--- start of Information supplied ---

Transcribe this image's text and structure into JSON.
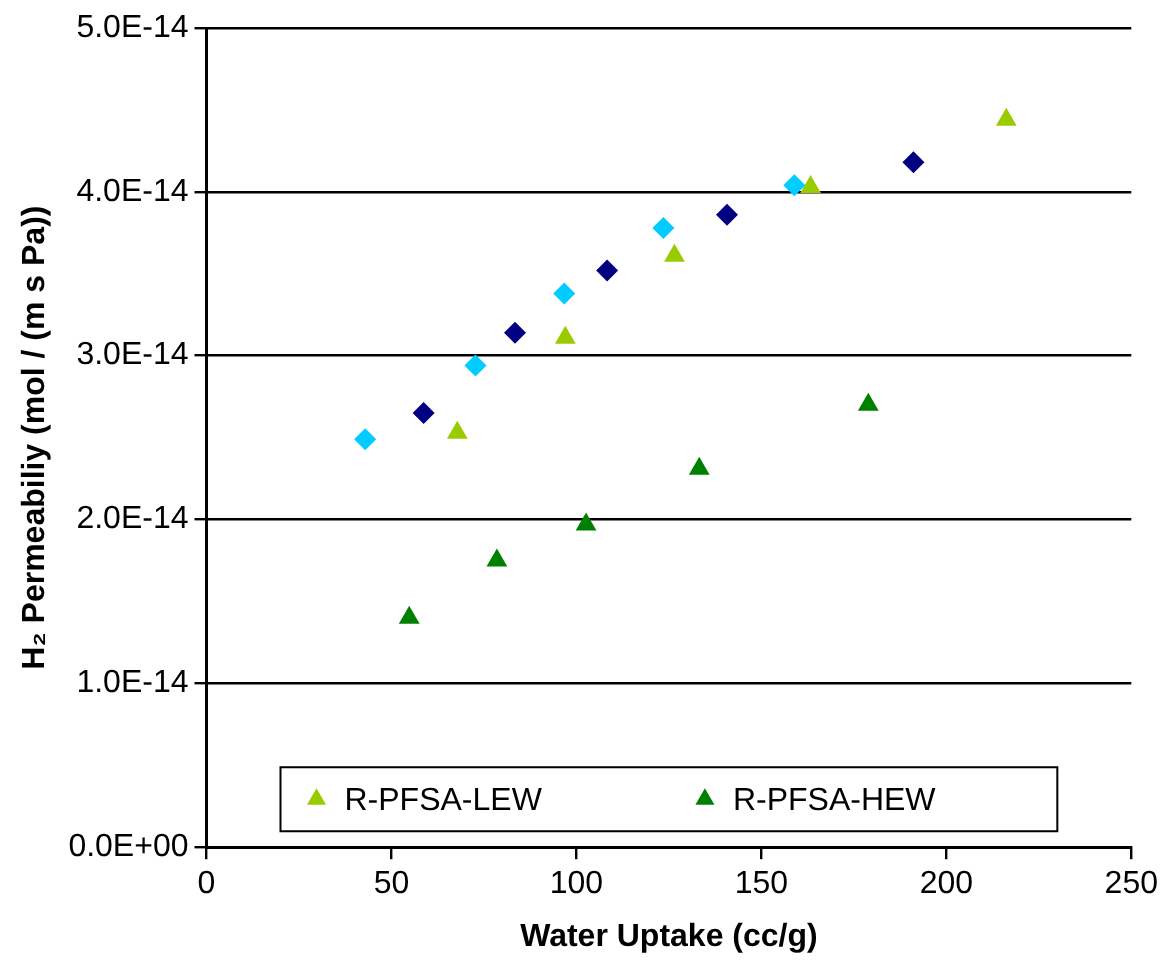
{
  "chart_data": {
    "type": "scatter",
    "xlabel": "Water Uptake (cc/g)",
    "ylabel": "H₂ Permeabiliy (mol / (m s Pa))",
    "xlim": [
      0,
      250
    ],
    "xticks": [
      0,
      50,
      100,
      150,
      200,
      250
    ],
    "ylim": [
      0,
      5e-14
    ],
    "yticks": [
      {
        "value": 0,
        "label": "0.0E+00"
      },
      {
        "value": 1e-14,
        "label": "1.0E-14"
      },
      {
        "value": 2e-14,
        "label": "2.0E-14"
      },
      {
        "value": 3e-14,
        "label": "3.0E-14"
      },
      {
        "value": 4e-14,
        "label": "4.0E-14"
      },
      {
        "value": 5e-14,
        "label": "5.0E-14"
      }
    ],
    "grid": "y",
    "legend": "bottom",
    "series": [
      {
        "color": "#000080",
        "marker": "diamond",
        "x": [
          58.7,
          83.4,
          108.3,
          140.7,
          191.1
        ],
        "values": [
          2.65e-14,
          3.14e-14,
          3.52e-14,
          3.86e-14,
          4.18e-14
        ]
      },
      {
        "color": "#00ccff",
        "marker": "diamond",
        "x": [
          42.9,
          72.7,
          96.7,
          123.5,
          158.9
        ],
        "values": [
          2.49e-14,
          2.94e-14,
          3.38e-14,
          3.78e-14,
          4.04e-14
        ]
      },
      {
        "name": "R-PFSA-LEW",
        "color": "#99cc00",
        "marker": "triangle",
        "x": [
          67.8,
          97,
          126.5,
          163.3,
          216.2
        ],
        "values": [
          2.53e-14,
          3.11e-14,
          3.61e-14,
          4.03e-14,
          4.44e-14
        ]
      },
      {
        "name": "R-PFSA-HEW",
        "color": "#008000",
        "marker": "triangle",
        "x": [
          54.8,
          78.5,
          102.6,
          133.2,
          178.9
        ],
        "values": [
          1.4e-14,
          1.75e-14,
          1.97e-14,
          2.31e-14,
          2.7e-14
        ]
      }
    ]
  }
}
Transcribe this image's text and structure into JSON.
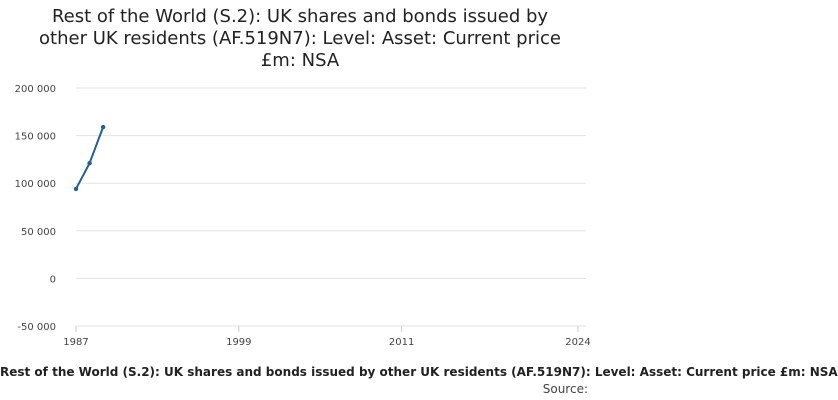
{
  "chart_data": {
    "type": "line",
    "title": "Rest of the World (S.2): UK shares and bonds issued by other UK residents (AF.519N7): Level: Asset: Current price £m: NSA",
    "xlabel": "",
    "ylabel": "",
    "x": [
      1987,
      1988,
      1989
    ],
    "series": [
      {
        "name": "Rest of the World (S.2): UK shares and bonds issued by other UK residents (AF.519N7): Level: Asset: Current price £m: NSA",
        "values": [
          94000,
          121000,
          159000
        ],
        "color": "#206095"
      }
    ],
    "xlim": [
      1987,
      2024
    ],
    "ylim": [
      -50000,
      200000
    ],
    "x_ticks": [
      1987,
      1999,
      2011,
      2024
    ],
    "y_ticks": [
      {
        "value": 200000,
        "label": "200 000"
      },
      {
        "value": 150000,
        "label": "150 000"
      },
      {
        "value": 100000,
        "label": "100 000"
      },
      {
        "value": 50000,
        "label": "50 000"
      },
      {
        "value": 0,
        "label": "0"
      },
      {
        "value": -50000,
        "label": "-50 000"
      }
    ],
    "grid": true,
    "legend_position": "bottom",
    "source_label": "Source:"
  }
}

--- end of Information supplied ---

Give an exact copy of the material, leaving out every picture.

* Exercise response:
Transcribe this image's text and structure into JSON.
{
  "chart_data": {
    "type": "scatter",
    "xlabel": "Water Uptake (cc/g)",
    "ylabel": "H₂ Permeabiliy (mol / (m s Pa))",
    "xlim": [
      0,
      250
    ],
    "xticks": [
      0,
      50,
      100,
      150,
      200,
      250
    ],
    "ylim": [
      0,
      5e-14
    ],
    "yticks": [
      {
        "value": 0,
        "label": "0.0E+00"
      },
      {
        "value": 1e-14,
        "label": "1.0E-14"
      },
      {
        "value": 2e-14,
        "label": "2.0E-14"
      },
      {
        "value": 3e-14,
        "label": "3.0E-14"
      },
      {
        "value": 4e-14,
        "label": "4.0E-14"
      },
      {
        "value": 5e-14,
        "label": "5.0E-14"
      }
    ],
    "grid": "y",
    "legend": "bottom",
    "series": [
      {
        "color": "#000080",
        "marker": "diamond",
        "x": [
          58.7,
          83.4,
          108.3,
          140.7,
          191.1
        ],
        "values": [
          2.65e-14,
          3.14e-14,
          3.52e-14,
          3.86e-14,
          4.18e-14
        ]
      },
      {
        "color": "#00ccff",
        "marker": "diamond",
        "x": [
          42.9,
          72.7,
          96.7,
          123.5,
          158.9
        ],
        "values": [
          2.49e-14,
          2.94e-14,
          3.38e-14,
          3.78e-14,
          4.04e-14
        ]
      },
      {
        "name": "R-PFSA-LEW",
        "color": "#99cc00",
        "marker": "triangle",
        "x": [
          67.8,
          97,
          126.5,
          163.3,
          216.2
        ],
        "values": [
          2.53e-14,
          3.11e-14,
          3.61e-14,
          4.03e-14,
          4.44e-14
        ]
      },
      {
        "name": "R-PFSA-HEW",
        "color": "#008000",
        "marker": "triangle",
        "x": [
          54.8,
          78.5,
          102.6,
          133.2,
          178.9
        ],
        "values": [
          1.4e-14,
          1.75e-14,
          1.97e-14,
          2.31e-14,
          2.7e-14
        ]
      }
    ]
  }
}
Transcribe this image's text and structure into JSON.
{
  "chart_data": {
    "type": "line",
    "title": "Rest of the World (S.2): UK shares and bonds issued by other UK residents (AF.519N7): Level: Asset: Current price £m: NSA",
    "xlabel": "",
    "ylabel": "",
    "x": [
      1987,
      1988,
      1989
    ],
    "series": [
      {
        "name": "Rest of the World (S.2): UK shares and bonds issued by other UK residents (AF.519N7): Level: Asset: Current price £m: NSA",
        "values": [
          94000,
          121000,
          159000
        ],
        "color": "#206095"
      }
    ],
    "xlim": [
      1987,
      2024
    ],
    "ylim": [
      -50000,
      200000
    ],
    "x_ticks": [
      1987,
      1999,
      2011,
      2024
    ],
    "y_ticks": [
      {
        "value": 200000,
        "label": "200 000"
      },
      {
        "value": 150000,
        "label": "150 000"
      },
      {
        "value": 100000,
        "label": "100 000"
      },
      {
        "value": 50000,
        "label": "50 000"
      },
      {
        "value": 0,
        "label": "0"
      },
      {
        "value": -50000,
        "label": "-50 000"
      }
    ],
    "grid": true,
    "legend_position": "bottom",
    "source_label": "Source:"
  }
}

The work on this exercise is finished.